Written request –
Out of the lines in this data, how many include "values"? Give the number and nothing else.

Data records –

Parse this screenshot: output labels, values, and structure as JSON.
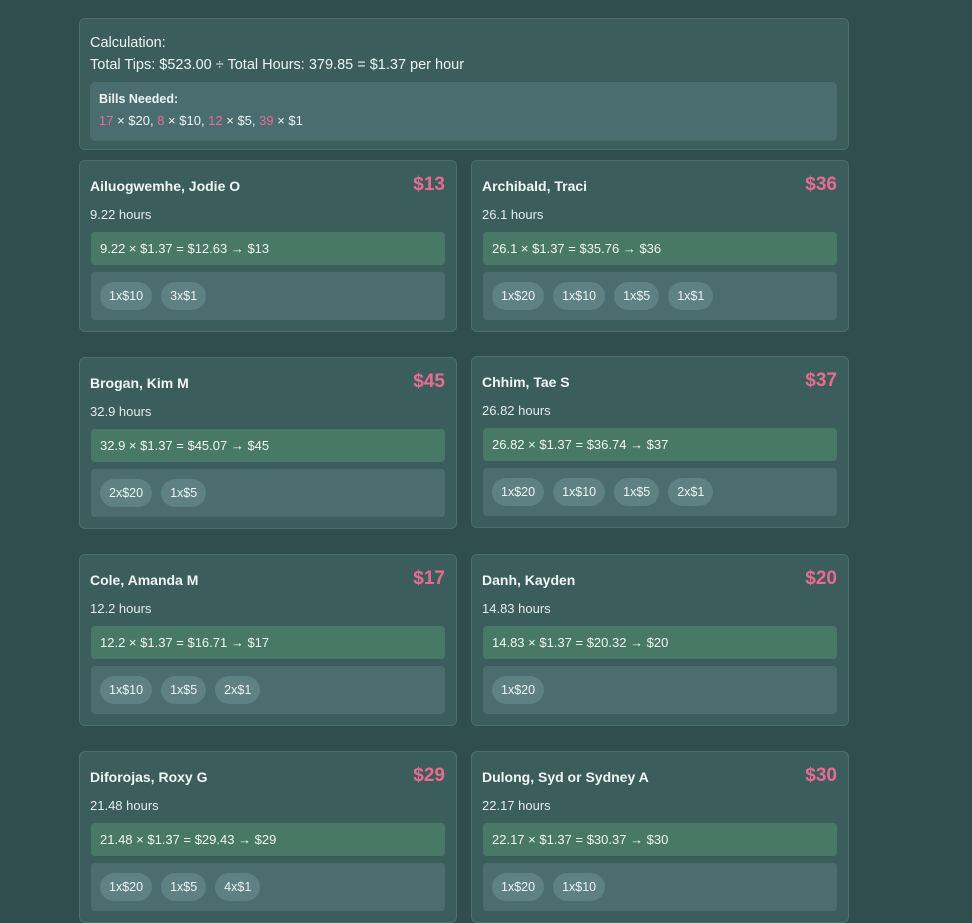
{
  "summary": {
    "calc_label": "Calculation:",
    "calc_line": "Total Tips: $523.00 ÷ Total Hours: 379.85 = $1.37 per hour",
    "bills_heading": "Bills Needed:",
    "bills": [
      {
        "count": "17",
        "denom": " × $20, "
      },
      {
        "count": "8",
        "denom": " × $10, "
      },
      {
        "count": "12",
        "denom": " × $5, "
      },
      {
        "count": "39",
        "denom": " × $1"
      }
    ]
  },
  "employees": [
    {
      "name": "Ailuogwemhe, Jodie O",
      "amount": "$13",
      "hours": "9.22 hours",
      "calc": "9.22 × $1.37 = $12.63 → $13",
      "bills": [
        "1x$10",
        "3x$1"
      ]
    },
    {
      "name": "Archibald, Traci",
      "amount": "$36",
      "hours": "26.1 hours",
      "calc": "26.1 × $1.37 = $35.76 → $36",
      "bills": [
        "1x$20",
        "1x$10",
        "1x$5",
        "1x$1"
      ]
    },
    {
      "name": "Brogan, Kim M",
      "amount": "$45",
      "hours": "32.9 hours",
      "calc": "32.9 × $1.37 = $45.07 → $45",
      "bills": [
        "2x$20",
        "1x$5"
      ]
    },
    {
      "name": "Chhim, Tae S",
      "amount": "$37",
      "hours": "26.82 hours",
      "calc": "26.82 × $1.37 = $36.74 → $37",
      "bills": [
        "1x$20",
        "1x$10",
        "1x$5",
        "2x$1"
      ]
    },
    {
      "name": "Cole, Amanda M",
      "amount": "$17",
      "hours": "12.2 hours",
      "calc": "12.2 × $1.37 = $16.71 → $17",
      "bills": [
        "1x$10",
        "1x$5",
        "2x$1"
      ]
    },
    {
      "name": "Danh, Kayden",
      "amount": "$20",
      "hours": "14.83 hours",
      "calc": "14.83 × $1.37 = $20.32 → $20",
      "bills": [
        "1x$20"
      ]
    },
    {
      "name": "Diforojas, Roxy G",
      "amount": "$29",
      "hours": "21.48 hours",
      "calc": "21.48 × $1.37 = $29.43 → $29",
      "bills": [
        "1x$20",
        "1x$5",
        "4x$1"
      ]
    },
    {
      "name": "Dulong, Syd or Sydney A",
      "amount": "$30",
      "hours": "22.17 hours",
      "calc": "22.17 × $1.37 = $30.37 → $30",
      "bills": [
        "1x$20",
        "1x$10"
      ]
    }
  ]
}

--

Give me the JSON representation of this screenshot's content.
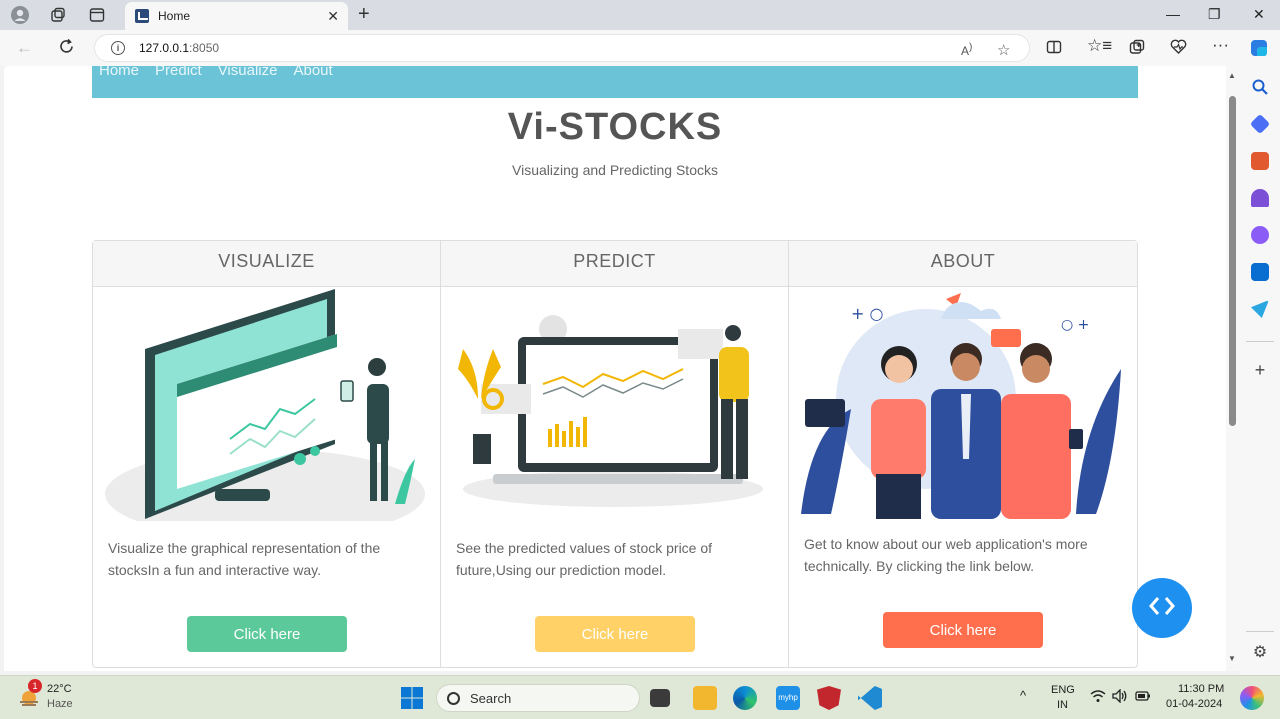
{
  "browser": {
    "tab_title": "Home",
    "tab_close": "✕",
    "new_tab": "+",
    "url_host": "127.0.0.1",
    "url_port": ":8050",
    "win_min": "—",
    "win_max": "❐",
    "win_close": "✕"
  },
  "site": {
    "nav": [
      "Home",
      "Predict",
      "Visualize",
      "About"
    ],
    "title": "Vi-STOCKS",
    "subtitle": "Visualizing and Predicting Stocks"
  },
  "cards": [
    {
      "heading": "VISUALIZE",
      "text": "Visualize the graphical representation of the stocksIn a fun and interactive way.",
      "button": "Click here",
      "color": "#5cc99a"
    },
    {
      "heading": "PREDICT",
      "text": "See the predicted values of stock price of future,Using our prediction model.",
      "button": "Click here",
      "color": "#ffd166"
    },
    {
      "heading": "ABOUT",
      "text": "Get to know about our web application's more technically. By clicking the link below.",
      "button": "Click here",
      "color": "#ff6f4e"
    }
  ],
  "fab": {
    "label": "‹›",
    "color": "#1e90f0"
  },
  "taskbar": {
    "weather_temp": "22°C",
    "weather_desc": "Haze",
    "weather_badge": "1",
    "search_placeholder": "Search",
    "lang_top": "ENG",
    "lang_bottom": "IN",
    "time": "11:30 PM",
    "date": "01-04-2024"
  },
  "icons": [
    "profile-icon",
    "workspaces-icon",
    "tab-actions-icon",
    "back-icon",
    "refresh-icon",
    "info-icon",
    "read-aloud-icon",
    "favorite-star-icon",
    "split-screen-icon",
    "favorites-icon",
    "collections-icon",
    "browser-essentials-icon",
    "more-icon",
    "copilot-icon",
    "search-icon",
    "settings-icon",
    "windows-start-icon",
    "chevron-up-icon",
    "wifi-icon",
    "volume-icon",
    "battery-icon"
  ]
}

The result –
2